### THE EXERCISE
Print every entry exactly as written.

— Start of RECORD LIST —

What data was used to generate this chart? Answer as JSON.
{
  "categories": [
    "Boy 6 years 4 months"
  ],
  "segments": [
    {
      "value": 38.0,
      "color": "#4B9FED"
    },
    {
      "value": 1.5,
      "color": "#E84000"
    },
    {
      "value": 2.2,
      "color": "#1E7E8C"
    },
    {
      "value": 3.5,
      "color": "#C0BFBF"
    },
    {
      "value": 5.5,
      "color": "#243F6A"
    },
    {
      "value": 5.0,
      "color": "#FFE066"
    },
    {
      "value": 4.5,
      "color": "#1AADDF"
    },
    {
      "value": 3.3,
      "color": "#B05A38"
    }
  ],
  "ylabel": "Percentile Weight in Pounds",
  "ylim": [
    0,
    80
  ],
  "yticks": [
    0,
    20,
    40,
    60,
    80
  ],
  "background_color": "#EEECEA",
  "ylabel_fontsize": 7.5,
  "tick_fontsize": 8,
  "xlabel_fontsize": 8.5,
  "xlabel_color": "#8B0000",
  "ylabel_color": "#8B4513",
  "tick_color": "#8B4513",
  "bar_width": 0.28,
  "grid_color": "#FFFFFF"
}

— End of RECORD LIST —

### SOLVED EXERCISE
What data was used to generate this chart? Answer as JSON.
{
  "categories": [
    "Boy 6 years 4 months"
  ],
  "segments": [
    {
      "value": 38.0,
      "color": "#4B9FED"
    },
    {
      "value": 1.5,
      "color": "#E84000"
    },
    {
      "value": 2.2,
      "color": "#1E7E8C"
    },
    {
      "value": 3.5,
      "color": "#C0BFBF"
    },
    {
      "value": 5.5,
      "color": "#243F6A"
    },
    {
      "value": 5.0,
      "color": "#FFE066"
    },
    {
      "value": 4.5,
      "color": "#1AADDF"
    },
    {
      "value": 3.3,
      "color": "#B05A38"
    }
  ],
  "ylabel": "Percentile Weight in Pounds",
  "ylim": [
    0,
    80
  ],
  "yticks": [
    0,
    20,
    40,
    60,
    80
  ],
  "background_color": "#EEECEA",
  "ylabel_fontsize": 7.5,
  "tick_fontsize": 8,
  "xlabel_fontsize": 8.5,
  "xlabel_color": "#8B0000",
  "ylabel_color": "#8B4513",
  "tick_color": "#8B4513",
  "bar_width": 0.28,
  "grid_color": "#FFFFFF"
}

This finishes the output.